Please reproduce every record, keeping each one exactly as written.

******************************

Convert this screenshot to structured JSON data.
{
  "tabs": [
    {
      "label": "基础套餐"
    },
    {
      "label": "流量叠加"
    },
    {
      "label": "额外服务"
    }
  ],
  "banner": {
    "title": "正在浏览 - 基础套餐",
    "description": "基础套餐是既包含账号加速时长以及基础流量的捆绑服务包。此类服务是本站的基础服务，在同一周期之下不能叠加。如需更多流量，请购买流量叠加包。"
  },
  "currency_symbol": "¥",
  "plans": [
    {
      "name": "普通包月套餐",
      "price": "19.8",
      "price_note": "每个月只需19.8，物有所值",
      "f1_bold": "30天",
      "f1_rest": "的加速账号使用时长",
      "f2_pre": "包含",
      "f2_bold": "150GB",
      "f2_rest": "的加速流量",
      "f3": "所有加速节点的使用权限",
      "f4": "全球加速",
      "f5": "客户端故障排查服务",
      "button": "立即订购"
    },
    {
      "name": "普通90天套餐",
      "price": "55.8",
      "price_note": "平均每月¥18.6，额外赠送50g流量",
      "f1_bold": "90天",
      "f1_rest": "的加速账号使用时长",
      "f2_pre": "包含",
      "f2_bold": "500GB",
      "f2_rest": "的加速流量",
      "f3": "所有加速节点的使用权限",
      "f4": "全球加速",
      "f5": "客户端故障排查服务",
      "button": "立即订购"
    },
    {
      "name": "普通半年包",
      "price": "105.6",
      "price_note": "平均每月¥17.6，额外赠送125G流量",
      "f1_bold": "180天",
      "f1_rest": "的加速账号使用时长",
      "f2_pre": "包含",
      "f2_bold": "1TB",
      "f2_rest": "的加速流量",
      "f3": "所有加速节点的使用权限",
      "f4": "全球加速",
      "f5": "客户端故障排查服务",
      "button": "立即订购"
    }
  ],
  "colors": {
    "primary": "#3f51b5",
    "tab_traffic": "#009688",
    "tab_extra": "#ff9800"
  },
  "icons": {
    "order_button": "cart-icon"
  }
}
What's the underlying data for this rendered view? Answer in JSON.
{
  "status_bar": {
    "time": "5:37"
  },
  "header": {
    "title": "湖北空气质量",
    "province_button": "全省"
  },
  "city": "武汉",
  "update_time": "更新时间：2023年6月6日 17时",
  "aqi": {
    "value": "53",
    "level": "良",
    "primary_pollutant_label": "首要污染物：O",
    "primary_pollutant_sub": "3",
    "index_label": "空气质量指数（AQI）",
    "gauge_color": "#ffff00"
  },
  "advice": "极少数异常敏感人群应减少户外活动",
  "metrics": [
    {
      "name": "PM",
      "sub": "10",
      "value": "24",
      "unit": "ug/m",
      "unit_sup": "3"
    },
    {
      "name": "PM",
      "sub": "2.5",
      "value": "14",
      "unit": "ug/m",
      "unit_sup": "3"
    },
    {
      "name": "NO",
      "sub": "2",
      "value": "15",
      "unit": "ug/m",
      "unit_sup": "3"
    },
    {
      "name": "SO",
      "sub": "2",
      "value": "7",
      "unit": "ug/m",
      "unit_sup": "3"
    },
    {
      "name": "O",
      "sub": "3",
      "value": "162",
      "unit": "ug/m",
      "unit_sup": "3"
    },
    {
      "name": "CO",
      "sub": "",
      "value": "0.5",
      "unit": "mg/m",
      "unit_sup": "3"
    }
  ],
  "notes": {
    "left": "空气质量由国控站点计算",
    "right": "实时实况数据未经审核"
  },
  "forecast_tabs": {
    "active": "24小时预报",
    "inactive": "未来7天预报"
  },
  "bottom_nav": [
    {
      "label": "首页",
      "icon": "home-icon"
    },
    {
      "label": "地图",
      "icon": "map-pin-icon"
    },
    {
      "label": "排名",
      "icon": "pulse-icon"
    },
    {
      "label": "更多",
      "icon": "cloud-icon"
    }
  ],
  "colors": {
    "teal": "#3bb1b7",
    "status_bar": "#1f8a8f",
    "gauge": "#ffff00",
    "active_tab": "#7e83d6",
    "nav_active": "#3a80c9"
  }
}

******************************

* **OUTPUT FOR THIS EXERCISE**
Convert this screenshot to structured JSON data.
{
  "tabs": [
    {
      "label": "基础套餐"
    },
    {
      "label": "流量叠加"
    },
    {
      "label": "额外服务"
    }
  ],
  "banner": {
    "title": "正在浏览 - 基础套餐",
    "description": "基础套餐是既包含账号加速时长以及基础流量的捆绑服务包。此类服务是本站的基础服务，在同一周期之下不能叠加。如需更多流量，请购买流量叠加包。"
  },
  "currency_symbol": "¥",
  "plans": [
    {
      "name": "普通包月套餐",
      "price": "19.8",
      "price_note": "每个月只需19.8，物有所值",
      "f1_bold": "30天",
      "f1_rest": "的加速账号使用时长",
      "f2_pre": "包含",
      "f2_bold": "150GB",
      "f2_rest": "的加速流量",
      "f3": "所有加速节点的使用权限",
      "f4": "全球加速",
      "f5": "客户端故障排查服务",
      "button": "立即订购"
    },
    {
      "name": "普通90天套餐",
      "price": "55.8",
      "price_note": "平均每月¥18.6，额外赠送50g流量",
      "f1_bold": "90天",
      "f1_rest": "的加速账号使用时长",
      "f2_pre": "包含",
      "f2_bold": "500GB",
      "f2_rest": "的加速流量",
      "f3": "所有加速节点的使用权限",
      "f4": "全球加速",
      "f5": "客户端故障排查服务",
      "button": "立即订购"
    },
    {
      "name": "普通半年包",
      "price": "105.6",
      "price_note": "平均每月¥17.6，额外赠送125G流量",
      "f1_bold": "180天",
      "f1_rest": "的加速账号使用时长",
      "f2_pre": "包含",
      "f2_bold": "1TB",
      "f2_rest": "的加速流量",
      "f3": "所有加速节点的使用权限",
      "f4": "全球加速",
      "f5": "客户端故障排查服务",
      "button": "立即订购"
    }
  ],
  "colors": {
    "primary": "#3f51b5",
    "tab_traffic": "#009688",
    "tab_extra": "#ff9800"
  },
  "icons": {
    "order_button": "cart-icon"
  }
}
What's the underlying data for this rendered view? Answer in JSON.
{
  "status_bar": {
    "time": "5:37"
  },
  "header": {
    "title": "湖北空气质量",
    "province_button": "全省"
  },
  "city": "武汉",
  "update_time": "更新时间：2023年6月6日 17时",
  "aqi": {
    "value": "53",
    "level": "良",
    "primary_pollutant_label": "首要污染物：O",
    "primary_pollutant_sub": "3",
    "index_label": "空气质量指数（AQI）",
    "gauge_color": "#ffff00"
  },
  "advice": "极少数异常敏感人群应减少户外活动",
  "metrics": [
    {
      "name": "PM",
      "sub": "10",
      "value": "24",
      "unit": "ug/m",
      "unit_sup": "3"
    },
    {
      "name": "PM",
      "sub": "2.5",
      "value": "14",
      "unit": "ug/m",
      "unit_sup": "3"
    },
    {
      "name": "NO",
      "sub": "2",
      "value": "15",
      "unit": "ug/m",
      "unit_sup": "3"
    },
    {
      "name": "SO",
      "sub": "2",
      "value": "7",
      "unit": "ug/m",
      "unit_sup": "3"
    },
    {
      "name": "O",
      "sub": "3",
      "value": "162",
      "unit": "ug/m",
      "unit_sup": "3"
    },
    {
      "name": "CO",
      "sub": "",
      "value": "0.5",
      "unit": "mg/m",
      "unit_sup": "3"
    }
  ],
  "notes": {
    "left": "空气质量由国控站点计算",
    "right": "实时实况数据未经审核"
  },
  "forecast_tabs": {
    "active": "24小时预报",
    "inactive": "未来7天预报"
  },
  "bottom_nav": [
    {
      "label": "首页",
      "icon": "home-icon"
    },
    {
      "label": "地图",
      "icon": "map-pin-icon"
    },
    {
      "label": "排名",
      "icon": "pulse-icon"
    },
    {
      "label": "更多",
      "icon": "cloud-icon"
    }
  ],
  "colors": {
    "teal": "#3bb1b7",
    "status_bar": "#1f8a8f",
    "gauge": "#ffff00",
    "active_tab": "#7e83d6",
    "nav_active": "#3a80c9"
  }
}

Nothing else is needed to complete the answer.